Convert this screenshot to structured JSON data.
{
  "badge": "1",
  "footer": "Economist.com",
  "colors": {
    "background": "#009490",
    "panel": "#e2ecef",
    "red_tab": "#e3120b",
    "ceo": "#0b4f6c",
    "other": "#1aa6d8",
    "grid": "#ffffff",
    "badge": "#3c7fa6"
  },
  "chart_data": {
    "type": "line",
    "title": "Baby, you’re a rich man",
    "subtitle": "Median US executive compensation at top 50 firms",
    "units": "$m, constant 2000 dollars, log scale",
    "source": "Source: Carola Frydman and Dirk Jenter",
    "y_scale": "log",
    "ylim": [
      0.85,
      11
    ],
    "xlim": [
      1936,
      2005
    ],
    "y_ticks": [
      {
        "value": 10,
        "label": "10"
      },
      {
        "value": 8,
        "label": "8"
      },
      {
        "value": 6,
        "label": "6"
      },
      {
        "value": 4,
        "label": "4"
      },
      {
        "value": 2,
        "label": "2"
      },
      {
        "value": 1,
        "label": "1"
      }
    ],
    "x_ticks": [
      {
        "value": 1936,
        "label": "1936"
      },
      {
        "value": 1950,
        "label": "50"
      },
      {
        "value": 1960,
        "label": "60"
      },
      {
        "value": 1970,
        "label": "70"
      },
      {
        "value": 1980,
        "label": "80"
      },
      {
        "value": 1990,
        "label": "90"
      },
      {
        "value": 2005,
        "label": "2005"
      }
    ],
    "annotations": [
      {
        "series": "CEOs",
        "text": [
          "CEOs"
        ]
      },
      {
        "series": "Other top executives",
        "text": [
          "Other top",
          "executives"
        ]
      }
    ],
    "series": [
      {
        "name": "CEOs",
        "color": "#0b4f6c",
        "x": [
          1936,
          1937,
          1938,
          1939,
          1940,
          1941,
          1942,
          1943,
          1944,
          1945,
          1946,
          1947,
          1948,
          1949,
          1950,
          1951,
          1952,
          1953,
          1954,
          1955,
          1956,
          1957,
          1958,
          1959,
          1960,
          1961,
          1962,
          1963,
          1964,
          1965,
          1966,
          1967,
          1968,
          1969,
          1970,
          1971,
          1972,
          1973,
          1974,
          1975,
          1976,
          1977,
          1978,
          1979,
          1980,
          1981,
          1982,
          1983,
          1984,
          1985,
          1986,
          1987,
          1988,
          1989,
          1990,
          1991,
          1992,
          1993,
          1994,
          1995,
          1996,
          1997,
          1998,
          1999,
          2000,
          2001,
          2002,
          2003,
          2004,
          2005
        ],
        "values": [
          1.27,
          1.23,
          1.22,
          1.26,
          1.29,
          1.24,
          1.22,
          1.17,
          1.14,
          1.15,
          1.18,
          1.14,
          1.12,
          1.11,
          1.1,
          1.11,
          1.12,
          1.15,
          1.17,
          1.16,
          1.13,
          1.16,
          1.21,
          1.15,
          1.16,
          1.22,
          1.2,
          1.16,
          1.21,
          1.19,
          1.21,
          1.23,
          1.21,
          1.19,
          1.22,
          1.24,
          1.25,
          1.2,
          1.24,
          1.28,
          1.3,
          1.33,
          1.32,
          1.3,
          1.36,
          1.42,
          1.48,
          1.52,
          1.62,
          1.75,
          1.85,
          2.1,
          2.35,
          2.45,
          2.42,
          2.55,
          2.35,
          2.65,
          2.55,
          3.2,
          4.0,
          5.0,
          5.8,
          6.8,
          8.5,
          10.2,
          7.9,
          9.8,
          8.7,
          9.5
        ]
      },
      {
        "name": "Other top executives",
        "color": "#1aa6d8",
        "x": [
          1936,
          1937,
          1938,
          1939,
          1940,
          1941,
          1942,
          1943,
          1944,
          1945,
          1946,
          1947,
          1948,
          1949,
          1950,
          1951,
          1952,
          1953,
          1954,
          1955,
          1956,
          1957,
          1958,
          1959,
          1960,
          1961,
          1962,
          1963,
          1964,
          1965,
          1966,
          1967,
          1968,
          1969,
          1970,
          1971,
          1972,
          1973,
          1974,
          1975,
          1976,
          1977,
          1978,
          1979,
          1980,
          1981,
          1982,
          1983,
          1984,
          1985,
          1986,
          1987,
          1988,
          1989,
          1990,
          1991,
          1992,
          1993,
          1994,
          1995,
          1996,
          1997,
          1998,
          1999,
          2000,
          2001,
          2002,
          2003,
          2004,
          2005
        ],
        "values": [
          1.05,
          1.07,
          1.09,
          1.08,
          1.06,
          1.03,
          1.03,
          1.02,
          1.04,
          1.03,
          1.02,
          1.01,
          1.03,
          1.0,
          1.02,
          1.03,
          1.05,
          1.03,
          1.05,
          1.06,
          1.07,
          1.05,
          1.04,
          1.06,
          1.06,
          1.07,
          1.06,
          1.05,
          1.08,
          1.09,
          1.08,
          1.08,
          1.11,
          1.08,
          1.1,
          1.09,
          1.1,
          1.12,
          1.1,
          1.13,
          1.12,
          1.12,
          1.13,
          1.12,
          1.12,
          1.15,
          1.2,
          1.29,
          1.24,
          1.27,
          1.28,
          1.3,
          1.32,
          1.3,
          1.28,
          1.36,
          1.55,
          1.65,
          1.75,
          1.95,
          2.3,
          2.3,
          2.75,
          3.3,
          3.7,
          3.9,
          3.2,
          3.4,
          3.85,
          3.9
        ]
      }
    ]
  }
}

____

(What is being asked):
Retype all of the entries precisely as they are.

(Solution to the exercise):
Convert this screenshot to structured JSON data.
{
  "badge": "1",
  "footer": "Economist.com",
  "colors": {
    "background": "#009490",
    "panel": "#e2ecef",
    "red_tab": "#e3120b",
    "ceo": "#0b4f6c",
    "other": "#1aa6d8",
    "grid": "#ffffff",
    "badge": "#3c7fa6"
  },
  "chart_data": {
    "type": "line",
    "title": "Baby, you’re a rich man",
    "subtitle": "Median US executive compensation at top 50 firms",
    "units": "$m, constant 2000 dollars, log scale",
    "source": "Source: Carola Frydman and Dirk Jenter",
    "y_scale": "log",
    "ylim": [
      0.85,
      11
    ],
    "xlim": [
      1936,
      2005
    ],
    "y_ticks": [
      {
        "value": 10,
        "label": "10"
      },
      {
        "value": 8,
        "label": "8"
      },
      {
        "value": 6,
        "label": "6"
      },
      {
        "value": 4,
        "label": "4"
      },
      {
        "value": 2,
        "label": "2"
      },
      {
        "value": 1,
        "label": "1"
      }
    ],
    "x_ticks": [
      {
        "value": 1936,
        "label": "1936"
      },
      {
        "value": 1950,
        "label": "50"
      },
      {
        "value": 1960,
        "label": "60"
      },
      {
        "value": 1970,
        "label": "70"
      },
      {
        "value": 1980,
        "label": "80"
      },
      {
        "value": 1990,
        "label": "90"
      },
      {
        "value": 2005,
        "label": "2005"
      }
    ],
    "annotations": [
      {
        "series": "CEOs",
        "text": [
          "CEOs"
        ]
      },
      {
        "series": "Other top executives",
        "text": [
          "Other top",
          "executives"
        ]
      }
    ],
    "series": [
      {
        "name": "CEOs",
        "color": "#0b4f6c",
        "x": [
          1936,
          1937,
          1938,
          1939,
          1940,
          1941,
          1942,
          1943,
          1944,
          1945,
          1946,
          1947,
          1948,
          1949,
          1950,
          1951,
          1952,
          1953,
          1954,
          1955,
          1956,
          1957,
          1958,
          1959,
          1960,
          1961,
          1962,
          1963,
          1964,
          1965,
          1966,
          1967,
          1968,
          1969,
          1970,
          1971,
          1972,
          1973,
          1974,
          1975,
          1976,
          1977,
          1978,
          1979,
          1980,
          1981,
          1982,
          1983,
          1984,
          1985,
          1986,
          1987,
          1988,
          1989,
          1990,
          1991,
          1992,
          1993,
          1994,
          1995,
          1996,
          1997,
          1998,
          1999,
          2000,
          2001,
          2002,
          2003,
          2004,
          2005
        ],
        "values": [
          1.27,
          1.23,
          1.22,
          1.26,
          1.29,
          1.24,
          1.22,
          1.17,
          1.14,
          1.15,
          1.18,
          1.14,
          1.12,
          1.11,
          1.1,
          1.11,
          1.12,
          1.15,
          1.17,
          1.16,
          1.13,
          1.16,
          1.21,
          1.15,
          1.16,
          1.22,
          1.2,
          1.16,
          1.21,
          1.19,
          1.21,
          1.23,
          1.21,
          1.19,
          1.22,
          1.24,
          1.25,
          1.2,
          1.24,
          1.28,
          1.3,
          1.33,
          1.32,
          1.3,
          1.36,
          1.42,
          1.48,
          1.52,
          1.62,
          1.75,
          1.85,
          2.1,
          2.35,
          2.45,
          2.42,
          2.55,
          2.35,
          2.65,
          2.55,
          3.2,
          4.0,
          5.0,
          5.8,
          6.8,
          8.5,
          10.2,
          7.9,
          9.8,
          8.7,
          9.5
        ]
      },
      {
        "name": "Other top executives",
        "color": "#1aa6d8",
        "x": [
          1936,
          1937,
          1938,
          1939,
          1940,
          1941,
          1942,
          1943,
          1944,
          1945,
          1946,
          1947,
          1948,
          1949,
          1950,
          1951,
          1952,
          1953,
          1954,
          1955,
          1956,
          1957,
          1958,
          1959,
          1960,
          1961,
          1962,
          1963,
          1964,
          1965,
          1966,
          1967,
          1968,
          1969,
          1970,
          1971,
          1972,
          1973,
          1974,
          1975,
          1976,
          1977,
          1978,
          1979,
          1980,
          1981,
          1982,
          1983,
          1984,
          1985,
          1986,
          1987,
          1988,
          1989,
          1990,
          1991,
          1992,
          1993,
          1994,
          1995,
          1996,
          1997,
          1998,
          1999,
          2000,
          2001,
          2002,
          2003,
          2004,
          2005
        ],
        "values": [
          1.05,
          1.07,
          1.09,
          1.08,
          1.06,
          1.03,
          1.03,
          1.02,
          1.04,
          1.03,
          1.02,
          1.01,
          1.03,
          1.0,
          1.02,
          1.03,
          1.05,
          1.03,
          1.05,
          1.06,
          1.07,
          1.05,
          1.04,
          1.06,
          1.06,
          1.07,
          1.06,
          1.05,
          1.08,
          1.09,
          1.08,
          1.08,
          1.11,
          1.08,
          1.1,
          1.09,
          1.1,
          1.12,
          1.1,
          1.13,
          1.12,
          1.12,
          1.13,
          1.12,
          1.12,
          1.15,
          1.2,
          1.29,
          1.24,
          1.27,
          1.28,
          1.3,
          1.32,
          1.3,
          1.28,
          1.36,
          1.55,
          1.65,
          1.75,
          1.95,
          2.3,
          2.3,
          2.75,
          3.3,
          3.7,
          3.9,
          3.2,
          3.4,
          3.85,
          3.9
        ]
      }
    ]
  }
}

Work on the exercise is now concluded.